• Written problem: What follows is a set of records; restate each one word for word and drop the pictures.

===

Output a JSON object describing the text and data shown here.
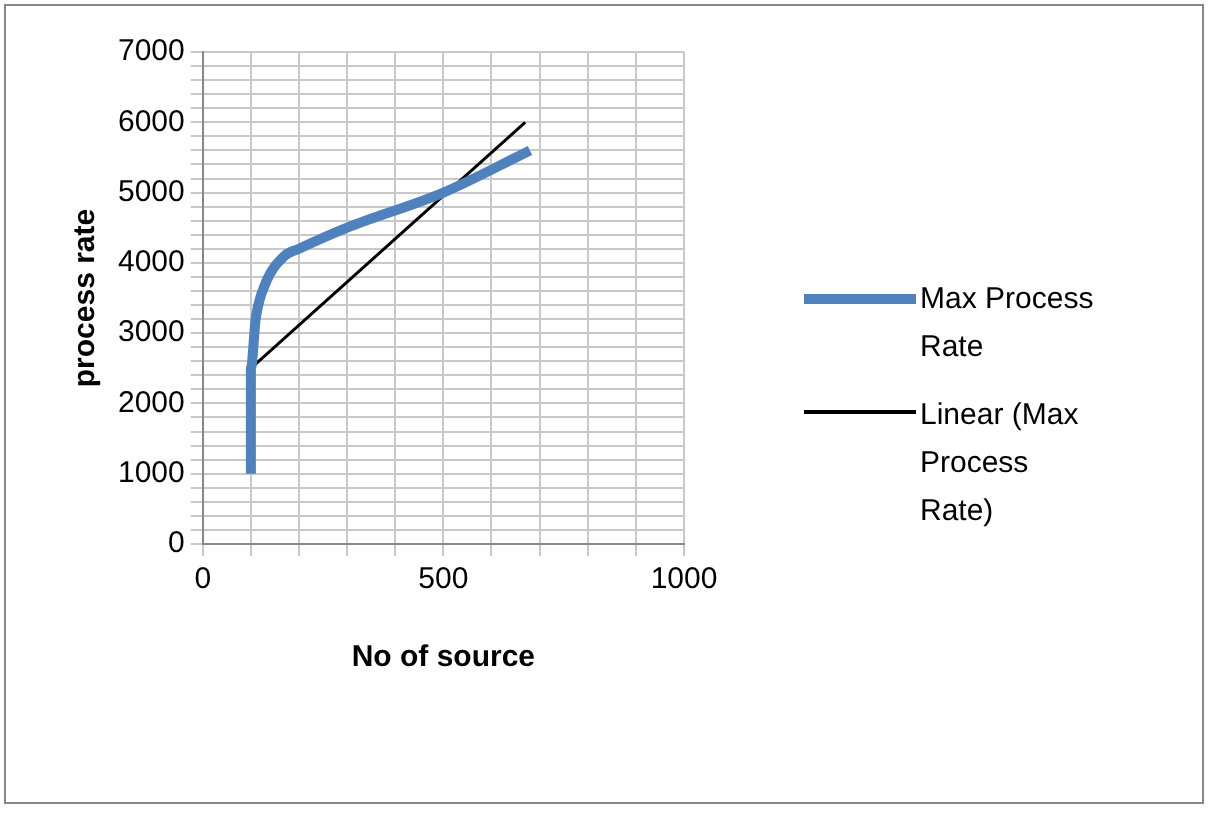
{
  "chart_data": {
    "type": "line",
    "xlabel": "No of source",
    "ylabel": "process rate",
    "xlim": [
      0,
      1000
    ],
    "xticks": [
      0,
      {
        "value": 100,
        "label": null
      },
      {
        "value": 200,
        "label": null
      },
      {
        "value": 300,
        "label": null
      },
      {
        "value": 400,
        "label": null
      },
      500,
      {
        "value": 600,
        "label": null
      },
      {
        "value": 700,
        "label": null
      },
      {
        "value": 800,
        "label": null
      },
      {
        "value": 900,
        "label": null
      },
      1000
    ],
    "ylim": [
      0,
      7000
    ],
    "yticks": [
      0,
      {
        "value": 200,
        "label": null
      },
      {
        "value": 400,
        "label": null
      },
      {
        "value": 600,
        "label": null
      },
      {
        "value": 800,
        "label": null
      },
      1000,
      {
        "value": 1200,
        "label": null
      },
      {
        "value": 1400,
        "label": null
      },
      {
        "value": 1600,
        "label": null
      },
      {
        "value": 1800,
        "label": null
      },
      2000,
      {
        "value": 2200,
        "label": null
      },
      {
        "value": 2400,
        "label": null
      },
      {
        "value": 2600,
        "label": null
      },
      {
        "value": 2800,
        "label": null
      },
      3000,
      {
        "value": 3200,
        "label": null
      },
      {
        "value": 3400,
        "label": null
      },
      {
        "value": 3600,
        "label": null
      },
      {
        "value": 3800,
        "label": null
      },
      4000,
      {
        "value": 4200,
        "label": null
      },
      {
        "value": 4400,
        "label": null
      },
      {
        "value": 4600,
        "label": null
      },
      {
        "value": 4800,
        "label": null
      },
      5000,
      {
        "value": 5200,
        "label": null
      },
      {
        "value": 5400,
        "label": null
      },
      {
        "value": 5600,
        "label": null
      },
      {
        "value": 5800,
        "label": null
      },
      6000,
      {
        "value": 6200,
        "label": null
      },
      {
        "value": 6400,
        "label": null
      },
      {
        "value": 6600,
        "label": null
      },
      {
        "value": 6800,
        "label": null
      },
      7000
    ],
    "grid": true,
    "legend": "right",
    "marker": "none",
    "series": [
      {
        "name": "Max Process Rate",
        "color": "#4f81bd",
        "x": [
          100,
          100,
          110,
          130,
          170,
          200,
          300,
          500,
          680
        ],
        "values": [
          1000,
          2500,
          3200,
          3700,
          4100,
          4200,
          4500,
          5000,
          5600
        ]
      },
      {
        "name": "Linear (Max Process Rate)",
        "color": "#000000",
        "x": [
          100,
          670
        ],
        "values": [
          2500,
          6000
        ]
      }
    ]
  }
}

===

• Answer to this problem:
Output a JSON object describing the text and data shown here.
{
  "chart_data": {
    "type": "line",
    "xlabel": "No of source",
    "ylabel": "process rate",
    "xlim": [
      0,
      1000
    ],
    "xticks": [
      0,
      {
        "value": 100,
        "label": null
      },
      {
        "value": 200,
        "label": null
      },
      {
        "value": 300,
        "label": null
      },
      {
        "value": 400,
        "label": null
      },
      500,
      {
        "value": 600,
        "label": null
      },
      {
        "value": 700,
        "label": null
      },
      {
        "value": 800,
        "label": null
      },
      {
        "value": 900,
        "label": null
      },
      1000
    ],
    "ylim": [
      0,
      7000
    ],
    "yticks": [
      0,
      {
        "value": 200,
        "label": null
      },
      {
        "value": 400,
        "label": null
      },
      {
        "value": 600,
        "label": null
      },
      {
        "value": 800,
        "label": null
      },
      1000,
      {
        "value": 1200,
        "label": null
      },
      {
        "value": 1400,
        "label": null
      },
      {
        "value": 1600,
        "label": null
      },
      {
        "value": 1800,
        "label": null
      },
      2000,
      {
        "value": 2200,
        "label": null
      },
      {
        "value": 2400,
        "label": null
      },
      {
        "value": 2600,
        "label": null
      },
      {
        "value": 2800,
        "label": null
      },
      3000,
      {
        "value": 3200,
        "label": null
      },
      {
        "value": 3400,
        "label": null
      },
      {
        "value": 3600,
        "label": null
      },
      {
        "value": 3800,
        "label": null
      },
      4000,
      {
        "value": 4200,
        "label": null
      },
      {
        "value": 4400,
        "label": null
      },
      {
        "value": 4600,
        "label": null
      },
      {
        "value": 4800,
        "label": null
      },
      5000,
      {
        "value": 5200,
        "label": null
      },
      {
        "value": 5400,
        "label": null
      },
      {
        "value": 5600,
        "label": null
      },
      {
        "value": 5800,
        "label": null
      },
      6000,
      {
        "value": 6200,
        "label": null
      },
      {
        "value": 6400,
        "label": null
      },
      {
        "value": 6600,
        "label": null
      },
      {
        "value": 6800,
        "label": null
      },
      7000
    ],
    "grid": true,
    "legend": "right",
    "marker": "none",
    "series": [
      {
        "name": "Max Process Rate",
        "color": "#4f81bd",
        "x": [
          100,
          100,
          110,
          130,
          170,
          200,
          300,
          500,
          680
        ],
        "values": [
          1000,
          2500,
          3200,
          3700,
          4100,
          4200,
          4500,
          5000,
          5600
        ]
      },
      {
        "name": "Linear (Max Process Rate)",
        "color": "#000000",
        "x": [
          100,
          670
        ],
        "values": [
          2500,
          6000
        ]
      }
    ]
  }
}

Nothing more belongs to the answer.